To be done →
Restate the listing that follows word for word, without its pictures.

Source data →
::::

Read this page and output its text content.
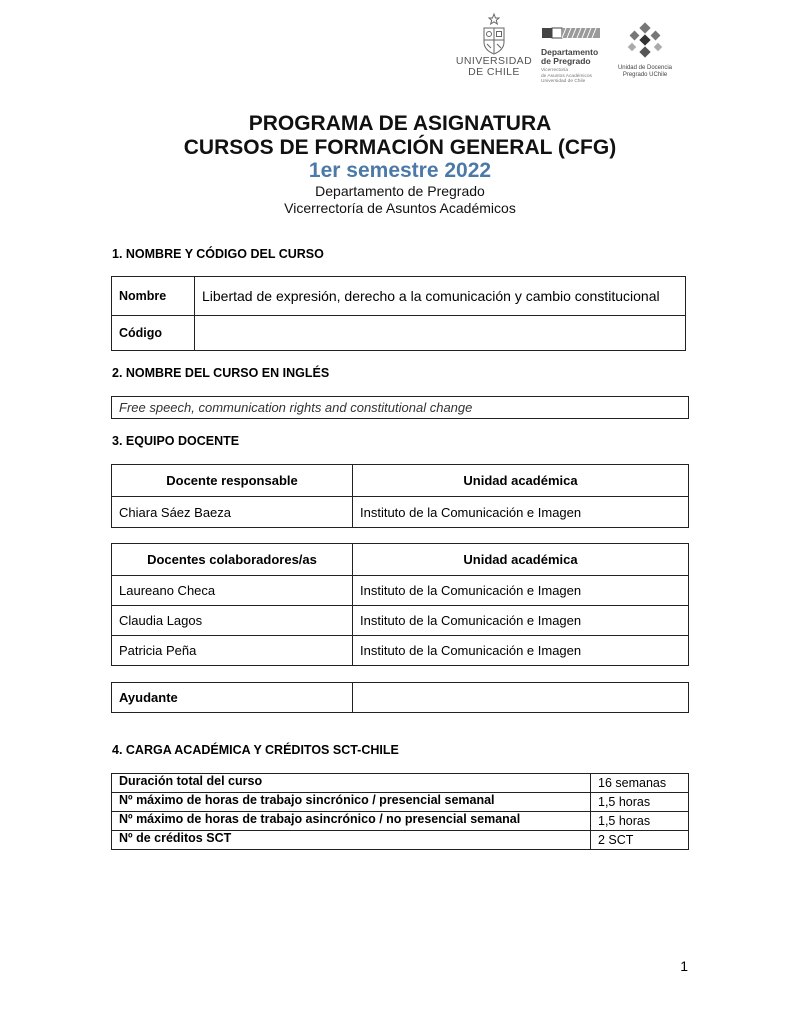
UNIVERSIDAD
DE CHILE
Departamento
de Pregrado
Vicerrectoría
de Asuntos Académicos
Universidad de Chile
Unidad de Docencia
Pregrado UChile
PROGRAMA DE ASIGNATURA
CURSOS DE FORMACIÓN GENERAL (CFG)
1er semestre 2022
Departamento de Pregrado
Vicerrectoría de Asuntos Académicos
1. NOMBRE Y CÓDIGO DEL CURSO
Nombre	Libertad de expresión, derecho a la comunicación y cambio constitucional
Código	
2. NOMBRE DEL CURSO EN INGLÉS
Free speech, communication rights and constitutional change
3. EQUIPO DOCENTE
Docente responsable	Unidad académica
Chiara Sáez Baeza	Instituto de la Comunicación e Imagen
Docentes colaboradores/as	Unidad académica
Laureano Checa	Instituto de la Comunicación e Imagen
Claudia Lagos	Instituto de la Comunicación e Imagen
Patricia Peña	Instituto de la Comunicación e Imagen
Ayudante	
4. CARGA ACADÉMICA Y CRÉDITOS SCT-CHILE
Duración total del curso	16 semanas
Nº máximo de horas de trabajo sincrónico / presencial semanal	1,5 horas
Nº máximo de horas de trabajo asincrónico / no presencial semanal	1,5 horas
Nº de créditos SCT	2 SCT
1
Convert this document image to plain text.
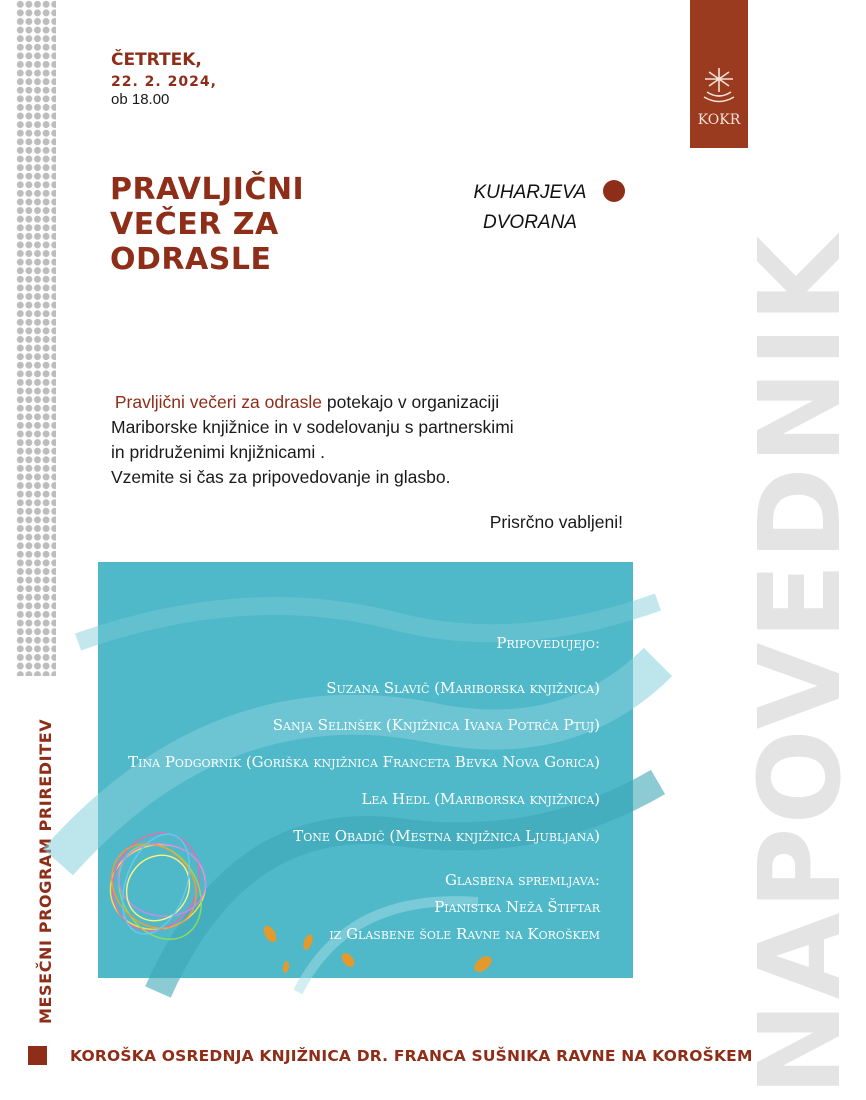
MESEČNI PROGRAM PRIREDITEV	NAPOVEDNIK
KOKR
ČETRTEK,
22. 2. 2024,
ob 18.00
PRAVLJIČNI
VEČER ZA
ODRASLE
KUHARJEVA
DVORANA
Pravljični večeri za odrasle potekajo v organizaciji
Mariborske knjižnice in v sodelovanju s partnerskimi
in pridruženimi knjižnicami .
Vzemite si čas za pripovedovanje in glasbo.
Prisrčno vabljeni!
Pripovedujejo:
Suzana Slavič (Mariborska knjižnica)
Sanja Selinšek (Knjižnica Ivana Potrča Ptuj)
Tina Podgornik (Goriška knjižnica Franceta Bevka Nova Gorica)
Lea Hedl (Mariborska knjižnica)
Tone Obadič (Mestna knjižnica Ljubljana)
Glasbena spremljava:
Pianistka Neža Štiftar
iz Glasbene šole Ravne na Koroškem
KOROŠKA OSREDNJA KNJIŽNICA DR. FRANCA SUŠNIKA RAVNE NA KOROŠKEM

::::

Answer in full →
Read this page and output its text content.
UNIVERSIDAD
DE CHILE
Departamento
de Pregrado
Vicerrectoría
de Asuntos Académicos
Universidad de Chile
Unidad de Docencia
Pregrado UChile
PROGRAMA DE ASIGNATURA
CURSOS DE FORMACIÓN GENERAL (CFG)
1er semestre 2022
Departamento de Pregrado
Vicerrectoría de Asuntos Académicos
1. NOMBRE Y CÓDIGO DEL CURSO
Nombre	Libertad de expresión, derecho a la comunicación y cambio constitucional
Código	
2. NOMBRE DEL CURSO EN INGLÉS
Free speech, communication rights and constitutional change
3. EQUIPO DOCENTE
Docente responsable	Unidad académica
Chiara Sáez Baeza	Instituto de la Comunicación e Imagen
Docentes colaboradores/as	Unidad académica
Laureano Checa	Instituto de la Comunicación e Imagen
Claudia Lagos	Instituto de la Comunicación e Imagen
Patricia Peña	Instituto de la Comunicación e Imagen
Ayudante	
4. CARGA ACADÉMICA Y CRÉDITOS SCT-CHILE
Duración total del curso	16 semanas
Nº máximo de horas de trabajo sincrónico / presencial semanal	1,5 horas
Nº máximo de horas de trabajo asincrónico / no presencial semanal	1,5 horas
Nº de créditos SCT	2 SCT
1
Convert this document image to plain text.
MESEČNI PROGRAM PRIREDITEV	NAPOVEDNIK
KOKR
ČETRTEK,
22. 2. 2024,
ob 18.00
PRAVLJIČNI
VEČER ZA
ODRASLE
KUHARJEVA
DVORANA
Pravljični večeri za odrasle potekajo v organizaciji
Mariborske knjižnice in v sodelovanju s partnerskimi
in pridruženimi knjižnicami .
Vzemite si čas za pripovedovanje in glasbo.
Prisrčno vabljeni!
Pripovedujejo:
Suzana Slavič (Mariborska knjižnica)
Sanja Selinšek (Knjižnica Ivana Potrča Ptuj)
Tina Podgornik (Goriška knjižnica Franceta Bevka Nova Gorica)
Lea Hedl (Mariborska knjižnica)
Tone Obadič (Mestna knjižnica Ljubljana)
Glasbena spremljava:
Pianistka Neža Štiftar
iz Glasbene šole Ravne na Koroškem
KOROŠKA OSREDNJA KNJIŽNICA DR. FRANCA SUŠNIKA RAVNE NA KOROŠKEM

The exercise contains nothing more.